>> START Provided data
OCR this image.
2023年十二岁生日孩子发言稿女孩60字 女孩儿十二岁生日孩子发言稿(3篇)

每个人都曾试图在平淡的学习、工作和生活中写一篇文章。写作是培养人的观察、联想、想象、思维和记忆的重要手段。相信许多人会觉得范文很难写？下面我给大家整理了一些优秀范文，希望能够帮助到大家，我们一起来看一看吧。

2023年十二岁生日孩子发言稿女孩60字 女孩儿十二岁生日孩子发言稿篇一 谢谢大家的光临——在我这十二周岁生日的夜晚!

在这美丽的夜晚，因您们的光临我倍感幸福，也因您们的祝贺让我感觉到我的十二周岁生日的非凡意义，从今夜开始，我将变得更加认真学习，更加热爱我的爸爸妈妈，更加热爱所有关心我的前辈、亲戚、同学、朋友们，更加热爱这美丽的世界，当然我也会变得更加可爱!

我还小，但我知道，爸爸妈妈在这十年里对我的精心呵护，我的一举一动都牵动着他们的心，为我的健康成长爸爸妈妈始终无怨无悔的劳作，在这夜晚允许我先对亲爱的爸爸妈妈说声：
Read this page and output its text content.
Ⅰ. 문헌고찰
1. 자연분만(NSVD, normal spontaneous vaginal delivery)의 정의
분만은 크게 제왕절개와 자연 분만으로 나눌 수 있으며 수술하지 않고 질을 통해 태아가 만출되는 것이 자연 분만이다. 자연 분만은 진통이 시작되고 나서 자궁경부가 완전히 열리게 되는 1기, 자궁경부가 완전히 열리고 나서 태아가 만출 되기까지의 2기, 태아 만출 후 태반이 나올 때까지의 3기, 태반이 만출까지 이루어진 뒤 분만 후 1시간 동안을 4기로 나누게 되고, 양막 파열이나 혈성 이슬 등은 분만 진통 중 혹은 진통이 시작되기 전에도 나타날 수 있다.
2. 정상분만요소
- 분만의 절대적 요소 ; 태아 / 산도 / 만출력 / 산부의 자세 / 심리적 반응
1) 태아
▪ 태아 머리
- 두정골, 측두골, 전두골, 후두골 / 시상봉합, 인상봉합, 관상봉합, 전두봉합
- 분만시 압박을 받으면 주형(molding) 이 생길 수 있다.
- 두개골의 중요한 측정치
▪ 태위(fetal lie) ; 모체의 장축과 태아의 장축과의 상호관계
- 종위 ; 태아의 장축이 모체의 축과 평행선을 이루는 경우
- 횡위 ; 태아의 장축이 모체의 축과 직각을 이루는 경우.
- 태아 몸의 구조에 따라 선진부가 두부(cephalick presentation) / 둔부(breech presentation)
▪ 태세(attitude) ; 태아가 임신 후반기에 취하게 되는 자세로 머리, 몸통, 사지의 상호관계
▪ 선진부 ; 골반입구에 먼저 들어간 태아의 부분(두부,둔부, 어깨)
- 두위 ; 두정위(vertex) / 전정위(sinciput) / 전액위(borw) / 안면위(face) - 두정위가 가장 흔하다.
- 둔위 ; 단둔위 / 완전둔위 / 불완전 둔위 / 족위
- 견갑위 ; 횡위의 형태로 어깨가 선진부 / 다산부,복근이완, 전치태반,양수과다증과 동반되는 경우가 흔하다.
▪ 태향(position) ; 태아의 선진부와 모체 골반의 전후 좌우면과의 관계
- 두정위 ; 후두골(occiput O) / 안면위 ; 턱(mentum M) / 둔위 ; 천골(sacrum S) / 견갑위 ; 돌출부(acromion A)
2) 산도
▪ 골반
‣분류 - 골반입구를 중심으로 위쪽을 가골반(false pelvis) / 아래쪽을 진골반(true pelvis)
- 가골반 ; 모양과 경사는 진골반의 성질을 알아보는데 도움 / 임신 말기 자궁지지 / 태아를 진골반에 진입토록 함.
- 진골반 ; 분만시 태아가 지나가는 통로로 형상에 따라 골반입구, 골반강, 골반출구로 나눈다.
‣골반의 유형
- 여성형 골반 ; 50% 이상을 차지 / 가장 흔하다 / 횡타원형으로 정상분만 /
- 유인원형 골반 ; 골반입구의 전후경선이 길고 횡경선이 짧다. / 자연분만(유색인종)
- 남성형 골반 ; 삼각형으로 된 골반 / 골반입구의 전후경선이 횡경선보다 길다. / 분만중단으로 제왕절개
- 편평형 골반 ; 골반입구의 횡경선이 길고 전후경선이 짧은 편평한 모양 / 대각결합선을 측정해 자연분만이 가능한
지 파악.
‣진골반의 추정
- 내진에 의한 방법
>> END Provided data
▶ _Stated exercise_: Output the data above exactly, please, line for line.

▶ _Response to this exercise_:
OCR this image.
2023年十二岁生日孩子发言稿女孩60字 女孩儿十二岁生日孩子发言稿(3篇)

每个人都曾试图在平淡的学习、工作和生活中写一篇文章。写作是培养人的观察、联想、想象、思维和记忆的重要手段。相信许多人会觉得范文很难写？下面我给大家整理了一些优秀范文，希望能够帮助到大家，我们一起来看一看吧。

2023年十二岁生日孩子发言稿女孩60字 女孩儿十二岁生日孩子发言稿篇一 谢谢大家的光临——在我这十二周岁生日的夜晚!

在这美丽的夜晚，因您们的光临我倍感幸福，也因您们的祝贺让我感觉到我的十二周岁生日的非凡意义，从今夜开始，我将变得更加认真学习，更加热爱我的爸爸妈妈，更加热爱所有关心我的前辈、亲戚、同学、朋友们，更加热爱这美丽的世界，当然我也会变得更加可爱!

我还小，但我知道，爸爸妈妈在这十年里对我的精心呵护，我的一举一动都牵动着他们的心，为我的健康成长爸爸妈妈始终无怨无悔的劳作，在这夜晚允许我先对亲爱的爸爸妈妈说声：
Read this page and output its text content.
Ⅰ. 문헌고찰
1. 자연분만(NSVD, normal spontaneous vaginal delivery)의 정의
분만은 크게 제왕절개와 자연 분만으로 나눌 수 있으며 수술하지 않고 질을 통해 태아가 만출되는 것이 자연 분만이다. 자연 분만은 진통이 시작되고 나서 자궁경부가 완전히 열리게 되는 1기, 자궁경부가 완전히 열리고 나서 태아가 만출 되기까지의 2기, 태아 만출 후 태반이 나올 때까지의 3기, 태반이 만출까지 이루어진 뒤 분만 후 1시간 동안을 4기로 나누게 되고, 양막 파열이나 혈성 이슬 등은 분만 진통 중 혹은 진통이 시작되기 전에도 나타날 수 있다.
2. 정상분만요소
- 분만의 절대적 요소 ; 태아 / 산도 / 만출력 / 산부의 자세 / 심리적 반응
1) 태아
▪ 태아 머리
- 두정골, 측두골, 전두골, 후두골 / 시상봉합, 인상봉합, 관상봉합, 전두봉합
- 분만시 압박을 받으면 주형(molding) 이 생길 수 있다.
- 두개골의 중요한 측정치
▪ 태위(fetal lie) ; 모체의 장축과 태아의 장축과의 상호관계
- 종위 ; 태아의 장축이 모체의 축과 평행선을 이루는 경우
- 횡위 ; 태아의 장축이 모체의 축과 직각을 이루는 경우.
- 태아 몸의 구조에 따라 선진부가 두부(cephalick presentation) / 둔부(breech presentation)
▪ 태세(attitude) ; 태아가 임신 후반기에 취하게 되는 자세로 머리, 몸통, 사지의 상호관계
▪ 선진부 ; 골반입구에 먼저 들어간 태아의 부분(두부,둔부, 어깨)
- 두위 ; 두정위(vertex) / 전정위(sinciput) / 전액위(borw) / 안면위(face) - 두정위가 가장 흔하다.
- 둔위 ; 단둔위 / 완전둔위 / 불완전 둔위 / 족위
- 견갑위 ; 횡위의 형태로 어깨가 선진부 / 다산부,복근이완, 전치태반,양수과다증과 동반되는 경우가 흔하다.
▪ 태향(position) ; 태아의 선진부와 모체 골반의 전후 좌우면과의 관계
- 두정위 ; 후두골(occiput O) / 안면위 ; 턱(mentum M) / 둔위 ; 천골(sacrum S) / 견갑위 ; 돌출부(acromion A)
2) 산도
▪ 골반
‣분류 - 골반입구를 중심으로 위쪽을 가골반(false pelvis) / 아래쪽을 진골반(true pelvis)
- 가골반 ; 모양과 경사는 진골반의 성질을 알아보는데 도움 / 임신 말기 자궁지지 / 태아를 진골반에 진입토록 함.
- 진골반 ; 분만시 태아가 지나가는 통로로 형상에 따라 골반입구, 골반강, 골반출구로 나눈다.
‣골반의 유형
- 여성형 골반 ; 50% 이상을 차지 / 가장 흔하다 / 횡타원형으로 정상분만 /
- 유인원형 골반 ; 골반입구의 전후경선이 길고 횡경선이 짧다. / 자연분만(유색인종)
- 남성형 골반 ; 삼각형으로 된 골반 / 골반입구의 전후경선이 횡경선보다 길다. / 분만중단으로 제왕절개
- 편평형 골반 ; 골반입구의 횡경선이 길고 전후경선이 짧은 편평한 모양 / 대각결합선을 측정해 자연분만이 가능한
지 파악.
‣진골반의 추정
- 내진에 의한 방법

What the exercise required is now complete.